%%
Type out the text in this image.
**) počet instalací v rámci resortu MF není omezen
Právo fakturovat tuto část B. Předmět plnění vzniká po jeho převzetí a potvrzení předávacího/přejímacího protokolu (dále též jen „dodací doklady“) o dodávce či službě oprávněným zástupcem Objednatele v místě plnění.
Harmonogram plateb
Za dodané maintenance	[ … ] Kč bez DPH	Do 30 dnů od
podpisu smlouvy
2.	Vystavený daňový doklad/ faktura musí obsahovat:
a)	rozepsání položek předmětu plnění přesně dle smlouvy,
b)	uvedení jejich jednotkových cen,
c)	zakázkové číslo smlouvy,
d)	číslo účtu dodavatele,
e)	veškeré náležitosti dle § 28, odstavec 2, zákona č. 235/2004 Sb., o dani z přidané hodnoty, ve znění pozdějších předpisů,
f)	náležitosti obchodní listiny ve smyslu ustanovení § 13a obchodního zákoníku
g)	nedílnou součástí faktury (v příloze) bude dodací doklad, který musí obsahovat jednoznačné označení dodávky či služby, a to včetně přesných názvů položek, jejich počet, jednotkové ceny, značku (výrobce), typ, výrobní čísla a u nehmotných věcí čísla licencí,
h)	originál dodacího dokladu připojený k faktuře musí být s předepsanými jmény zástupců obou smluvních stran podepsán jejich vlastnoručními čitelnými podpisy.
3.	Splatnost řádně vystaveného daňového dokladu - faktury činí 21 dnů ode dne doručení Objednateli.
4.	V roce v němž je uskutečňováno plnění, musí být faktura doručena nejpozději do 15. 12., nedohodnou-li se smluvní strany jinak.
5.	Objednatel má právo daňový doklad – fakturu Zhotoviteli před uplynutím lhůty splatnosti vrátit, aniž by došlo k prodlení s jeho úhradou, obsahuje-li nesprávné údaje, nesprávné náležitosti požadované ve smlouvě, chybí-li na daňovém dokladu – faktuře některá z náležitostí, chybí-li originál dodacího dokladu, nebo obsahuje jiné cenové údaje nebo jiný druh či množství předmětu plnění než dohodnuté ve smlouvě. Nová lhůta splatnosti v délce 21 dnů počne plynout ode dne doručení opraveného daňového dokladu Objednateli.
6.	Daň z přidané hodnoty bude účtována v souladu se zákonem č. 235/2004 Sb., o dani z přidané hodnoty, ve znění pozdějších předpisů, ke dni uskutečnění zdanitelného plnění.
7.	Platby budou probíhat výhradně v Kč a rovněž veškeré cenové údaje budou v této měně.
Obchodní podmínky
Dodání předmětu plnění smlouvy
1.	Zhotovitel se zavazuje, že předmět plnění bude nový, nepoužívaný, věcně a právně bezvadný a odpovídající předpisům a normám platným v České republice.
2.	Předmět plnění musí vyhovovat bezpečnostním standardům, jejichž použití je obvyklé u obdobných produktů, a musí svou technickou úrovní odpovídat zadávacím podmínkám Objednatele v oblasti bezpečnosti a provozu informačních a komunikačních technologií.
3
%%
* _WHAT YOU HAVE TO DO_:
Single out each line of the records above with the string "dani" in it, and copy it.

* _RESULT FOR THIS EXERCISE_:
e)	veškeré náležitosti dle § 28, odstavec 2, zákona č. 235/2004 Sb., o dani z přidané hodnoty, ve znění pozdějších předpisů,
6.	Daň z přidané hodnoty bude účtována v souladu se zákonem č. 235/2004 Sb., o dani z přidané hodnoty, ve znění pozdějších předpisů, ke dni uskutečnění zdanitelného plnění.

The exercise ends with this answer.